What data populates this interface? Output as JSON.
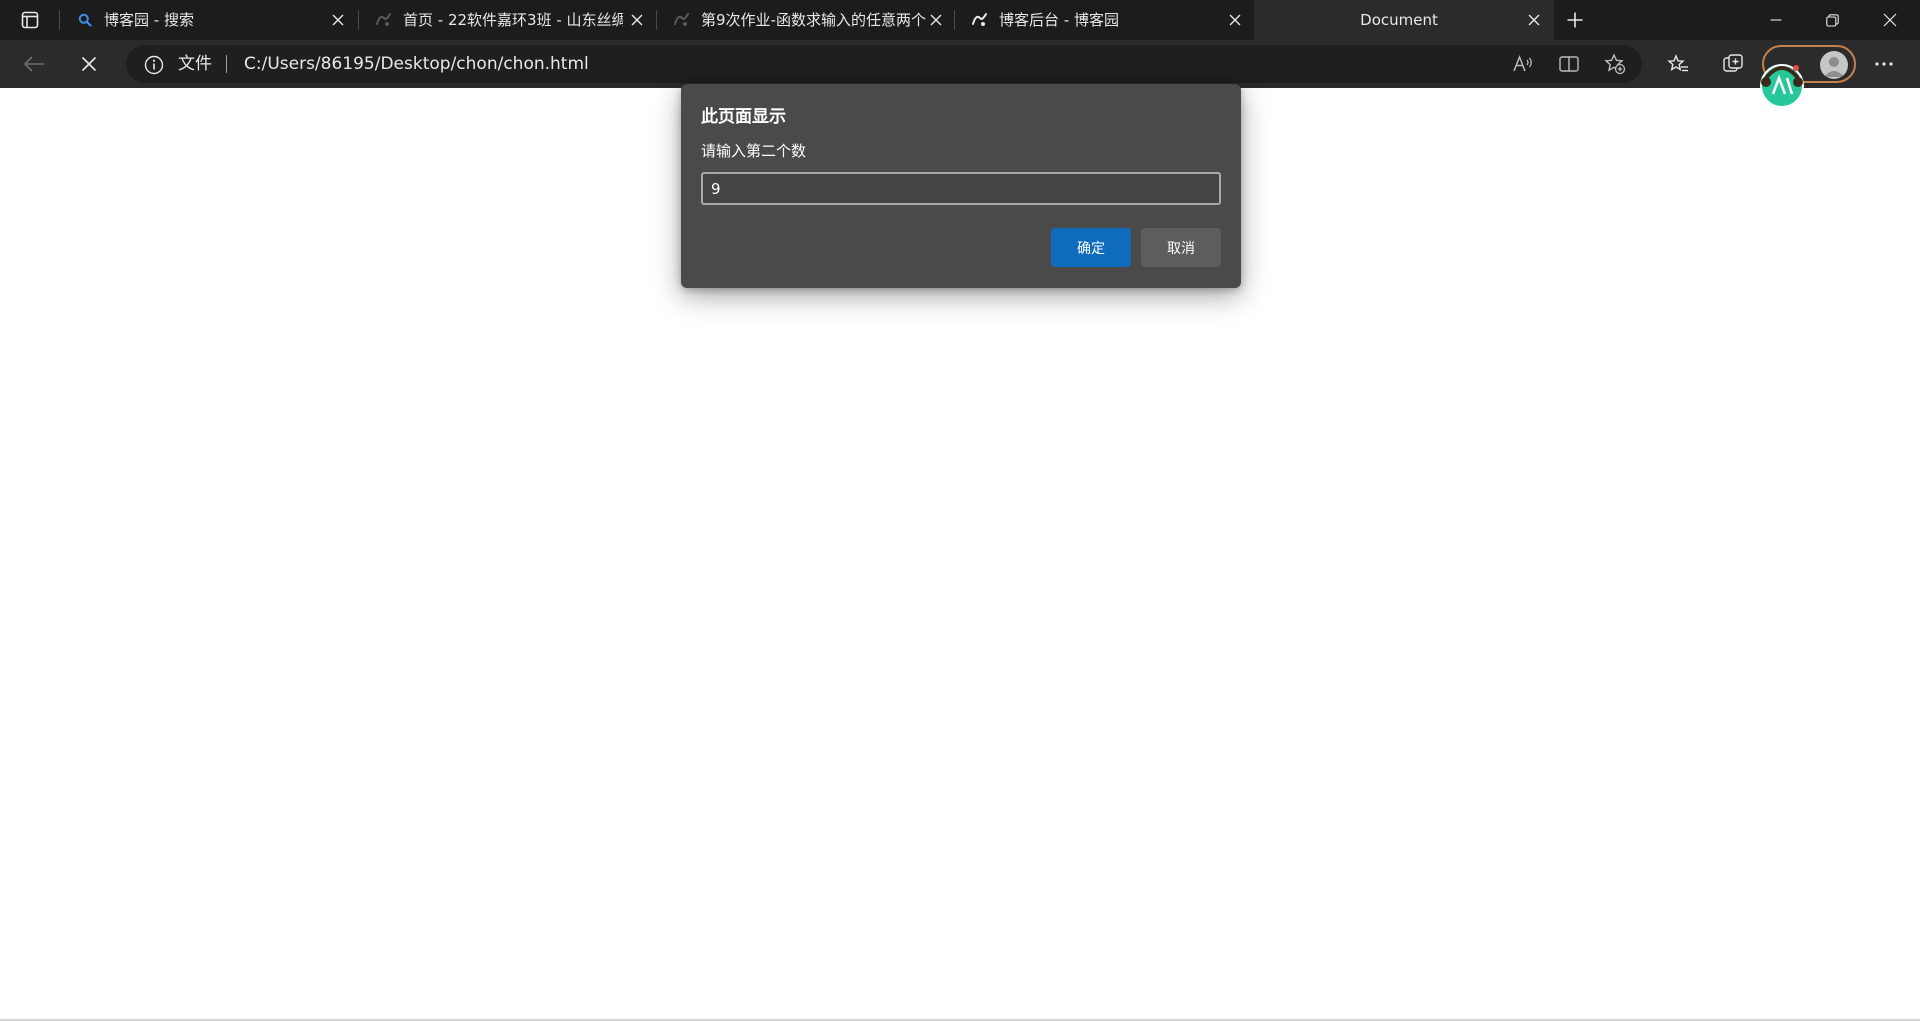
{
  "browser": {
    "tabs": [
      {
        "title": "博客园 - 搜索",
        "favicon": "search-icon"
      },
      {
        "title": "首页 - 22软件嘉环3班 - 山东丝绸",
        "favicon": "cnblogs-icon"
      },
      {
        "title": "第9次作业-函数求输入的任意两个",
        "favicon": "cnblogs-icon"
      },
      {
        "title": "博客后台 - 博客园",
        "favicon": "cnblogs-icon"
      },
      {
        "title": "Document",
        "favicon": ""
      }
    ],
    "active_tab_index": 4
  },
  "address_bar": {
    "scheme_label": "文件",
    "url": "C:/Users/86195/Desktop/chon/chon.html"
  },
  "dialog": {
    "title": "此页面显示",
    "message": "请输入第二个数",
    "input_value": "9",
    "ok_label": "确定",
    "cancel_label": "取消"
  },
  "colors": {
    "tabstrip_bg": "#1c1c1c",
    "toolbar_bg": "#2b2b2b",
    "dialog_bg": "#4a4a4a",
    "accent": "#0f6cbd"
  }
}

##############################

Omit every picture, then reproduce the rest of the listing exactly.

* Final result:
What data populates this interface? Output as JSON.
{
  "browser": {
    "tabs": [
      {
        "title": "博客园 - 搜索",
        "favicon": "search-icon"
      },
      {
        "title": "首页 - 22软件嘉环3班 - 山东丝绸",
        "favicon": "cnblogs-icon"
      },
      {
        "title": "第9次作业-函数求输入的任意两个",
        "favicon": "cnblogs-icon"
      },
      {
        "title": "博客后台 - 博客园",
        "favicon": "cnblogs-icon"
      },
      {
        "title": "Document",
        "favicon": ""
      }
    ],
    "active_tab_index": 4
  },
  "address_bar": {
    "scheme_label": "文件",
    "url": "C:/Users/86195/Desktop/chon/chon.html"
  },
  "dialog": {
    "title": "此页面显示",
    "message": "请输入第二个数",
    "input_value": "9",
    "ok_label": "确定",
    "cancel_label": "取消"
  },
  "colors": {
    "tabstrip_bg": "#1c1c1c",
    "toolbar_bg": "#2b2b2b",
    "dialog_bg": "#4a4a4a",
    "accent": "#0f6cbd"
  }
}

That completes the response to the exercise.